— Begin Record list —
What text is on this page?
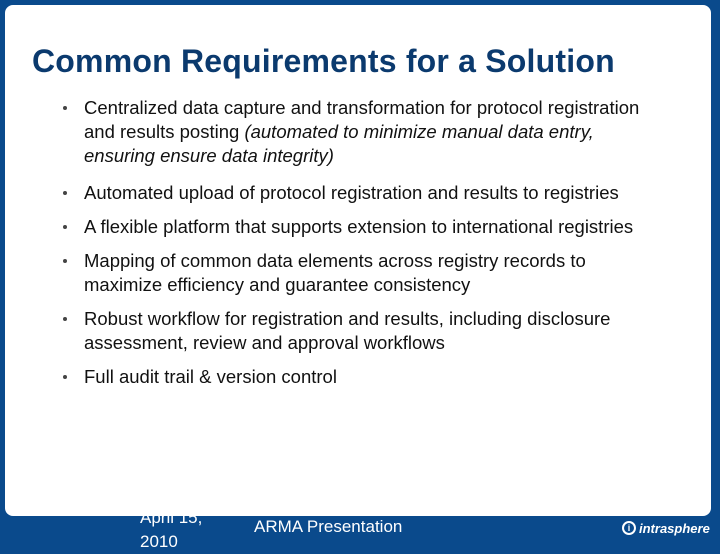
Common Requirements for a Solution
Centralized data capture and transformation for protocol registration and results posting (automated to minimize manual data entry, ensuring ensure data integrity)
Automated upload of protocol registration and results to registries
A flexible platform that supports extension to international registries
Mapping of common data elements across registry records to maximize efficiency and guarantee consistency
Robust workflow for registration and results, including disclosure assessment, review and approval workflows
Full audit trail & version control
April 15,
2010
ARMA Presentation	i intrasphere
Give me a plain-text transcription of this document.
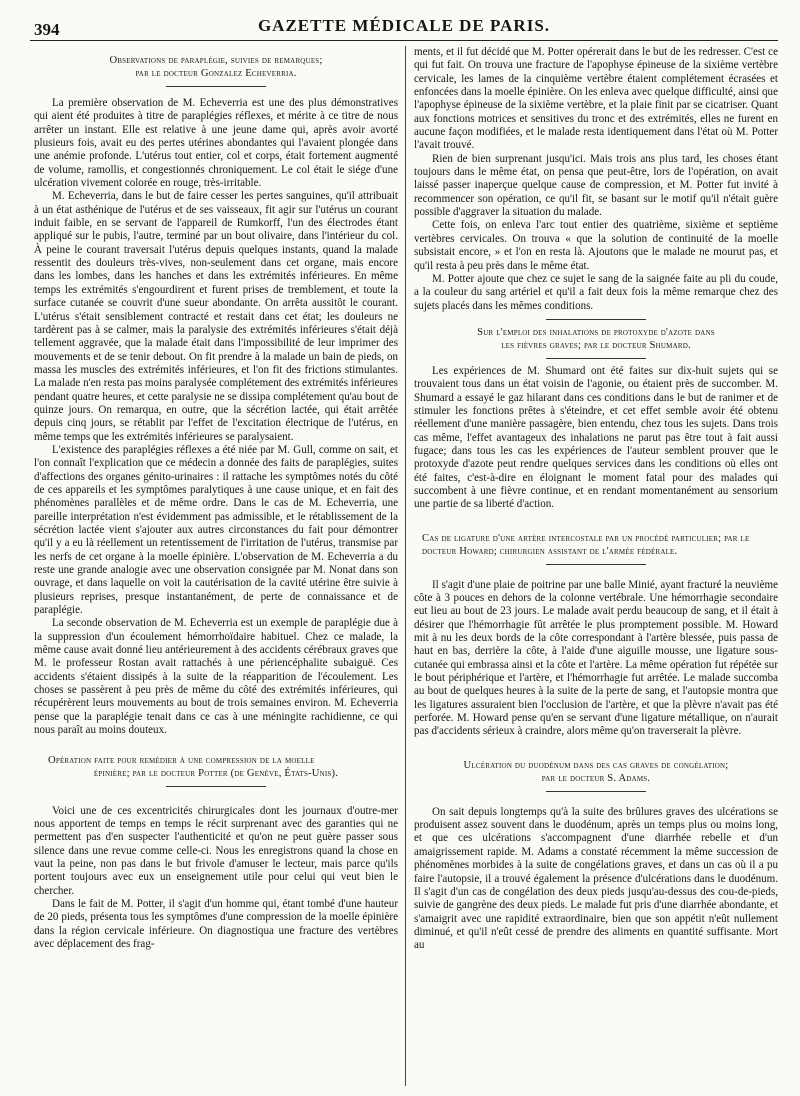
394	GAZETTE MÉDICALE DE PARIS.
Observations de paraplégie, suivies de remarques;
par le docteur Gonzalez Echeverria.

La première observation de M. Echeverria est une des plus démonstratives qui aient été produites à titre de paraplégies réflexes, et mérite à ce titre de nous arrêter un instant. Elle est relative à une jeune dame qui, après avoir avorté plusieurs fois, avait eu des pertes utérines abondantes qui l'avaient plongée dans une anémie profonde. L'utérus tout entier, col et corps, était fortement augmenté de volume, ramollis, et congestionnés chroniquement. Le col était le siége d'une ulcération vivement colorée en rouge, très-irritable.

M. Echeverria, dans le but de faire cesser les pertes sanguines, qu'il attribuait à un état asthénique de l'utérus et de ses vaisseaux, fit agir sur l'utérus un courant induit faible, en se servant de l'appareil de Rumkorff, l'un des électrodes étant appliqué sur le pubis, l'autre, terminé par un bout olivaire, dans l'intérieur du col. À peine le courant traversait l'utérus depuis quelques instants, quand la malade ressentit des douleurs très-vives, non-seulement dans cet organe, mais encore dans les lombes, dans les hanches et dans les extrémités inférieures. En même temps les extrémités s'engourdirent et furent prises de tremblement, et toute la surface cutanée se couvrit d'une sueur abondante. On arrêta aussitôt le courant. L'utérus s'était sensiblement contracté et restait dans cet état; les douleurs ne tardèrent pas à se calmer, mais la paralysie des extrémités inférieures s'était déjà tellement aggravée, que la malade était dans l'impossibilité de leur imprimer des mouvements et de se tenir debout. On fit prendre à la malade un bain de pieds, on massa les muscles des extrémités inférieures, et l'on fit des frictions stimulantes. La malade n'en resta pas moins paralysée complétement des extrémités inférieures pendant quatre heures, et cette paralysie ne se dissipa complétement qu'au bout de quinze jours. On remarqua, en outre, que la sécrétion lactée, qui était arrêtée depuis cinq jours, se rétablit par l'effet de l'excitation électrique de l'utérus, en même temps que les extrémités inférieures se paralysaient.

L'existence des paraplégies réflexes a été niée par M. Gull, comme on sait, et l'on connaît l'explication que ce médecin a donnée des faits de paraplégies, suites d'affections des organes génito-urinaires : il rattache les symptômes notés du côté de ces appareils et les symptômes paralytiques à une cause unique, et en fait des phénomènes parallèles et de même ordre. Dans le cas de M. Echeverria, une pareille interprétation n'est évidemment pas admissible, et le rétablissement de la sécrétion lactée vient s'ajouter aux autres circonstances du fait pour démontrer qu'il y a eu là réellement un retentissement de l'irritation de l'utérus, transmise par les nerfs de cet organe à la moelle épinière. L'observation de M. Echeverria a du reste une grande analogie avec une observation consignée par M. Nonat dans son ouvrage, et dans laquelle on voit la cautérisation de la cavité utérine être suivie à plusieurs reprises, presque instantanément, de perte de connaissance et de paraplégie.

La seconde observation de M. Echeverria est un exemple de paraplégie due à la suppression d'un écoulement hémorrhoïdaire habituel. Chez ce malade, la même cause avait donné lieu antérieurement à des accidents cérébraux graves que M. le professeur Rostan avait rattachés à une périencéphalite subaiguë. Ces accidents s'étaient dissipés à la suite de la réapparition de l'écoulement. Les choses se passèrent à peu près de même du côté des extrémités inférieures, qui récupérèrent leurs mouvements au bout de trois semaines environ. M. Echeverria pense que la paraplégie tenait dans ce cas à une méningite rachidienne, ce qui nous paraît au moins douteux.

Opération faite pour remédier à une compression de la moelle
épinière; par le docteur Potter (de Genève, États-Unis).

Voici une de ces excentricités chirurgicales dont les journaux d'outre-mer nous apportent de temps en temps le récit surprenant avec des garanties qui ne permettent pas d'en suspecter l'authenticité et qu'on ne peut guère passer sous silence dans une revue comme celle-ci. Nous les enregistrons quand la chose en vaut la peine, non pas dans le but frivole d'amuser le lecteur, mais parce qu'ils portent toujours avec eux un enseignement utile pour celui qui veut bien le chercher.

Dans le fait de M. Potter, il s'agit d'un homme qui, étant tombé d'une hauteur de 20 pieds, présenta tous les symptômes d'une compression de la moelle épinière dans la région cervicale inférieure. On diagnostiqua une fracture des vertèbres avec déplacement des frag-

ments, et il fut décidé que M. Potter opérerait dans le but de les redresser. C'est ce qui fut fait. On trouva une fracture de l'apophyse épineuse de la sixième vertèbre cervicale, les lames de la cinquième vertèbre étaient complétement écrasées et enfoncées dans la moelle épinière. On les enleva avec quelque difficulté, ainsi que l'apophyse épineuse de la sixième vertèbre, et la plaie finit par se cicatriser. Quant aux fonctions motrices et sensitives du tronc et des extrémités, elles ne furent en aucune façon modifiées, et le malade resta identiquement dans l'état où M. Potter l'avait trouvé.

Rien de bien surprenant jusqu'ici. Mais trois ans plus tard, les choses étant toujours dans le même état, on pensa que peut-être, lors de l'opération, on avait laissé passer inaperçue quelque cause de compression, et M. Potter fut invité à recommencer son opération, ce qu'il fit, se basant sur le motif qu'il n'était guère possible d'aggraver la situation du malade.

Cette fois, on enleva l'arc tout entier des quatrième, sixième et septième vertèbres cervicales. On trouva « que la solution de continuité de la moelle subsistait encore, » et l'on en resta là. Ajoutons que le malade ne mourut pas, et qu'il resta à peu près dans le même état.

M. Potter ajoute que chez ce sujet le sang de la saignée faite au pli du coude, a la couleur du sang artériel et qu'il a fait deux fois la même remarque chez des sujets placés dans les mêmes conditions.

Sur l'emploi des inhalations de protoxyde d'azote dans
les fièvres graves; par le docteur Shumard.

Les expériences de M. Shumard ont été faites sur dix-huit sujets qui se trouvaient tous dans un état voisin de l'agonie, ou étaient près de succomber. M. Shumard a essayé le gaz hilarant dans ces conditions dans le but de ranimer et de stimuler les fonctions prêtes à s'éteindre, et cet effet semble avoir été obtenu réellement d'une manière passagère, bien entendu, chez tous les sujets. Dans trois cas même, l'effet avantageux des inhalations ne parut pas être tout à fait aussi fugace; dans tous les cas les expériences de l'auteur semblent prouver que le protoxyde d'azote peut rendre quelques services dans les conditions où elles ont été faites, c'est-à-dire en éloignant le moment fatal pour des malades qui succombent à une fièvre continue, et en rendant momentanément au sensorium une partie de sa liberté d'action.

Cas de ligature d'une artère intercostale par un procédé particulier; par le docteur Howard; chirurgien assistant de l'armée fédérale.

Il s'agit d'une plaie de poitrine par une balle Minié, ayant fracturé la neuvième côte à 3 pouces en dehors de la colonne vertébrale. Une hémorrhagie secondaire eut lieu au bout de 23 jours. Le malade avait perdu beaucoup de sang, et il était à désirer que l'hémorrhagie fût arrêtée le plus promptement possible. M. Howard mit à nu les deux bords de la côte correspondant à l'artère blessée, puis passa de haut en bas, derrière la côte, à l'aide d'une aiguille mousse, une ligature sous-cutanée qui embrassa ainsi et la côte et l'artère. La même opération fut répétée sur le bout périphérique et l'artère, et l'hémorrhagie fut arrêtée. Le malade succomba au bout de quelques heures à la suite de la perte de sang, et l'autopsie montra que les ligatures assuraient bien l'occlusion de l'artère, et que la plèvre n'avait pas été perforée. M. Howard pense qu'en se servant d'une ligature métallique, on n'aurait pas d'accidents sérieux à craindre, alors même qu'on traverserait la plèvre.

Ulcération du duodénum dans des cas graves de congélation;
par le docteur S. Adams.

On sait depuis longtemps qu'à la suite des brûlures graves des ulcérations se produisent assez souvent dans le duodénum, après un temps plus ou moins long, et que ces ulcérations s'accompagnent d'une diarrhée rebelle et d'un amaigrissement rapide. M. Adams a constaté récemment la même succession de phénomènes morbides à la suite de congélations graves, et dans un cas où il a pu faire l'autopsie, il a trouvé également la présence d'ulcérations dans le duodénum. Il s'agit d'un cas de congélation des deux pieds jusqu'au-dessus des cou-de-pieds, suivie de gangrène des deux pieds. Le malade fut pris d'une diarrhée abondante, et s'amaigrit avec une rapidité extraordinaire, bien que son appétit n'eût nullement diminué, et qu'il n'eût cessé de prendre des aliments en quantité suffisante. Mort au
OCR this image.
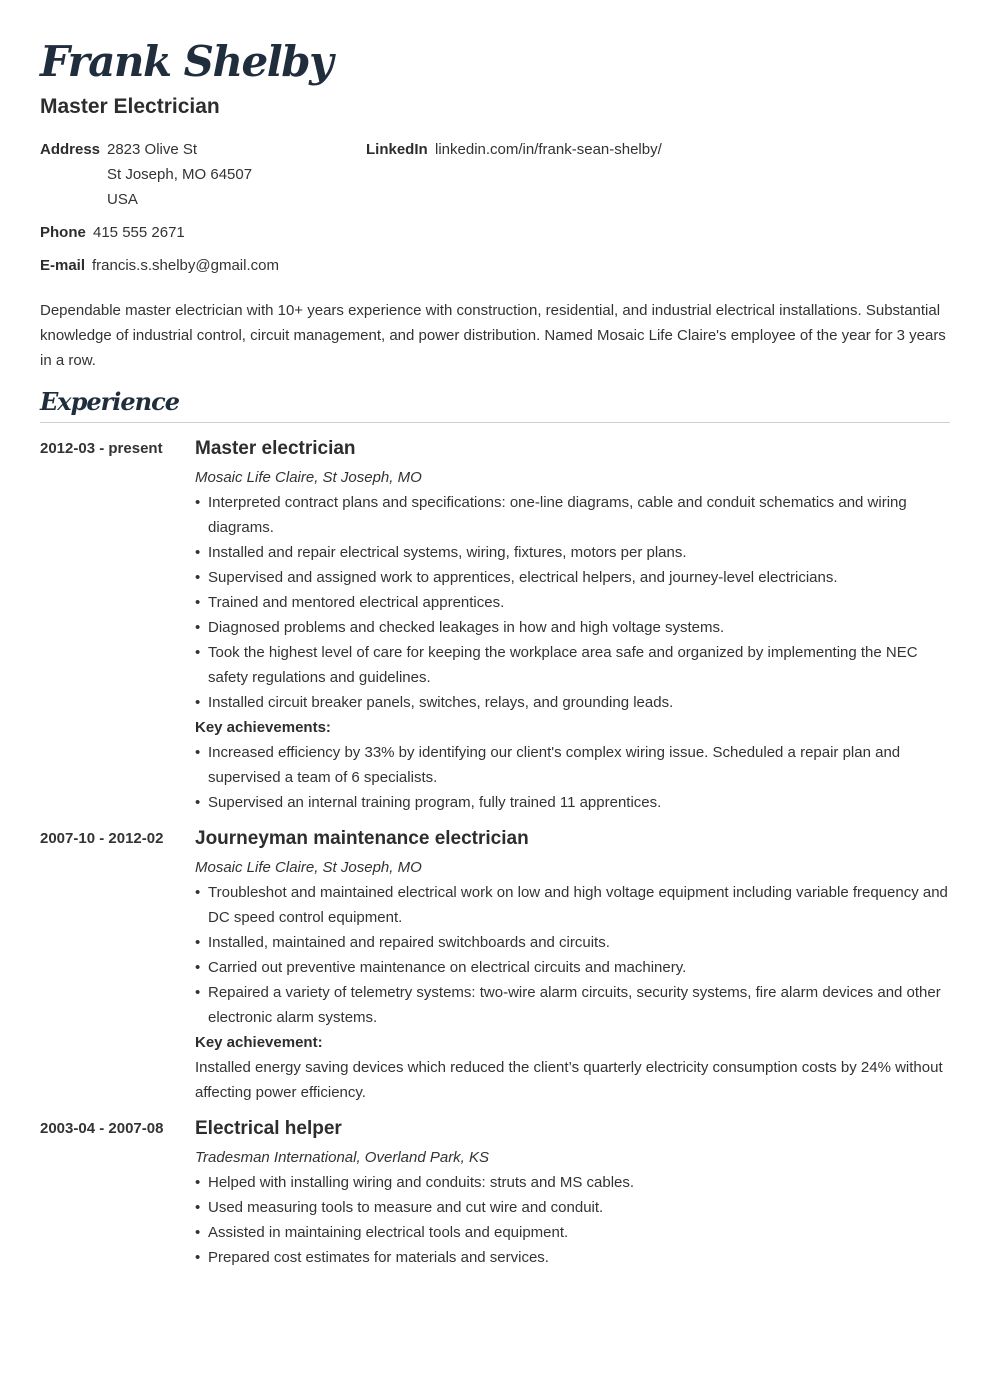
Frank Shelby
Master Electrician
Address 2823 Olive St
St Joseph, MO 64507
USA
LinkedIn linkedin.com/in/frank-sean-shelby/
Phone 415 555 2671
E-mail francis.s.shelby@gmail.com

Dependable master electrician with 10+ years experience with construction, residential, and industrial electrical installations. Substantial knowledge of industrial control, circuit management, and power distribution. Named Mosaic Life Claire's employee of the year for 3 years in a row.

Experience
2012-03 - present Master electrician
Mosaic Life Claire, St Joseph, MO
• Interpreted contract plans and specifications: one-line diagrams, cable and conduit schematics and wiring diagrams.
• Installed and repair electrical systems, wiring, fixtures, motors per plans.
• Supervised and assigned work to apprentices, electrical helpers, and journey-level electricians.
• Trained and mentored electrical apprentices.
• Diagnosed problems and checked leakages in how and high voltage systems.
• Took the highest level of care for keeping the workplace area safe and organized by implementing the NEC safety regulations and guidelines.
• Installed circuit breaker panels, switches, relays, and grounding leads.
Key achievements:
• Increased efficiency by 33% by identifying our client's complex wiring issue. Scheduled a repair plan and supervised a team of 6 specialists.
• Supervised an internal training program, fully trained 11 apprentices.
2007-10 - 2012-02 Journeyman maintenance electrician
Mosaic Life Claire, St Joseph, MO
• Troubleshot and maintained electrical work on low and high voltage equipment including variable frequency and DC speed control equipment.
• Installed, maintained and repaired switchboards and circuits.
• Carried out preventive maintenance on electrical circuits and machinery.
• Repaired a variety of telemetry systems: two-wire alarm circuits, security systems, fire alarm devices and other electronic alarm systems.
Key achievement:

Installed energy saving devices which reduced the client’s quarterly electricity consumption costs by 24% without affecting power efficiency.

2003-04 - 2007-08 Electrical helper
Tradesman International, Overland Park, KS
• Helped with installing wiring and conduits: struts and MS cables.
• Used measuring tools to measure and cut wire and conduit.
• Assisted in maintaining electrical tools and equipment.
• Prepared cost estimates for materials and services.
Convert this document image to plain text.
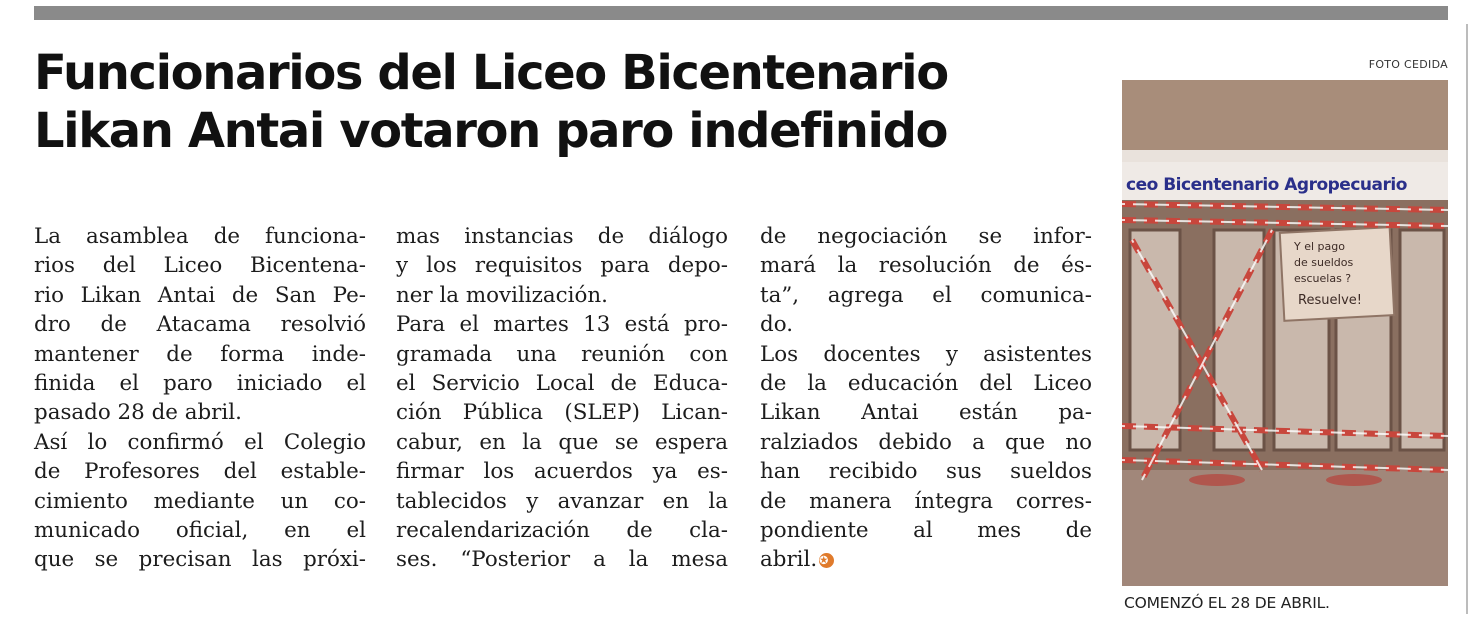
Funcionarios del Liceo Bicentenario
Likan Antai votaron paro indefinido
La asamblea de funciona-
rios del Liceo Bicentena-
rio Likan Antai de San Pe-
dro de Atacama resolvió
mantener de forma inde-
finida el paro iniciado el
pasado 28 de abril.
Así lo confirmó el Colegio
de Profesores del estable-
cimiento mediante un co-
municado oficial, en el
que se precisan las próxi-
mas instancias de diálogo
y los requisitos para depo-
ner la movilización.
Para el martes 13 está pro-
gramada una reunión con
el Servicio Local de Educa-
ción Pública (SLEP) Lican-
cabur, en la que se espera
firmar los acuerdos ya es-
tablecidos y avanzar en la
recalendarización de cla-
ses. “Posterior a la mesa
de negociación se infor-
mará la resolución de és-
ta”, agrega el comunica-
do.
Los docentes y asistentes
de la educación del Liceo
Likan Antai están pa-
ralziados debido a que no
han recibido sus sueldos
de manera íntegra corres-
pondiente al mes de
abril. ✪
FOTO CEDIDA
ceo Bicentenario Agropecuario
Y el pago
de sueldos
escuelas ?
Resuelve!
COMENZÓ EL 28 DE ABRIL.
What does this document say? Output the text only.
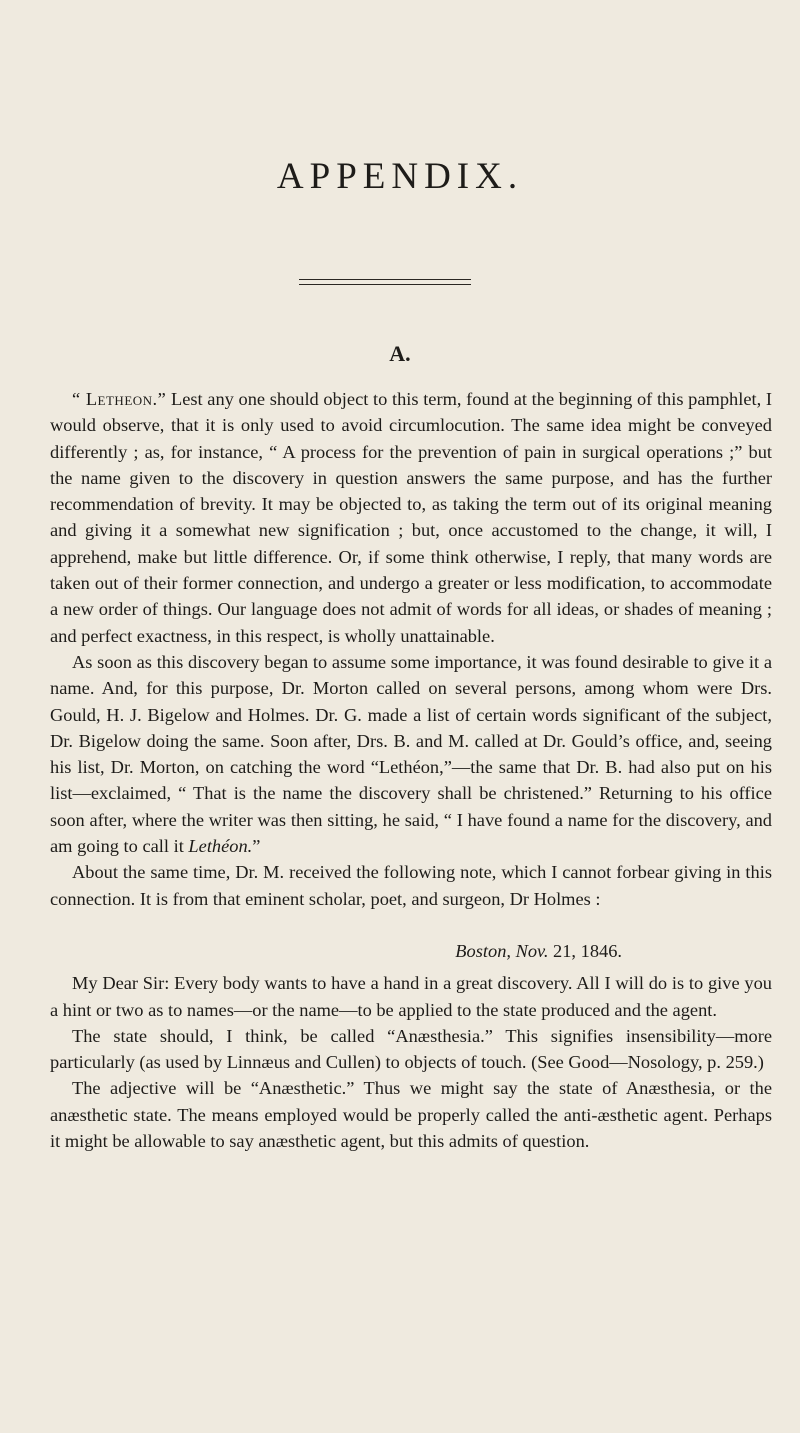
APPENDIX.
A.

“ Letheon.” Lest any one should object to this term, found at the beginning of this pamphlet, I would observe, that it is only used to avoid circumlocution. The same idea might be conveyed differently ; as, for instance, “ A process for the prevention of pain in surgical operations ;” but the name given to the discovery in question answers the same purpose, and has the further recommendation of brevity. It may be objected to, as taking the term out of its original meaning and giving it a somewhat new signification ; but, once accustomed to the change, it will, I apprehend, make but little difference. Or, if some think otherwise, I reply, that many words are taken out of their former connection, and undergo a greater or less modification, to accommodate a new order of things. Our language does not admit of words for all ideas, or shades of meaning ; and perfect exactness, in this respect, is wholly unattainable.

As soon as this discovery began to assume some importance, it was found desirable to give it a name. And, for this purpose, Dr. Morton called on several persons, among whom were Drs. Gould, H. J. Bigelow and Holmes. Dr. G. made a list of certain words significant of the subject, Dr. Bigelow doing the same. Soon after, Drs. B. and M. called at Dr. Gould’s office, and, seeing his list, Dr. Morton, on catching the word “Lethéon,”—the same that Dr. B. had also put on his list—exclaimed, “ That is the name the discovery shall be christened.” Returning to his office soon after, where the writer was then sitting, he said, “ I have found a name for the discovery, and am going to call it Lethéon.”

About the same time, Dr. M. received the following note, which I cannot forbear giving in this connection. It is from that eminent scholar, poet, and surgeon, Dr Holmes :

Boston, Nov. 21, 1846.

My Dear Sir: Every body wants to have a hand in a great discovery. All I will do is to give you a hint or two as to names—or the name—to be applied to the state produced and the agent.

The state should, I think, be called “Anæsthesia.” This signifies insensibility—more particularly (as used by Linnæus and Cullen) to objects of touch. (See Good—Nosology, p. 259.)

The adjective will be “Anæsthetic.” Thus we might say the state of Anæsthesia, or the anæsthetic state. The means employed would be properly called the anti-æsthetic agent. Perhaps it might be allowable to say anæsthetic agent, but this admits of question.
— End Record list —
→ **Your objective**: Make a copy of each line that contains the string "image".

→ **Answer**:
OCR this image.
Convert this document image to plain text.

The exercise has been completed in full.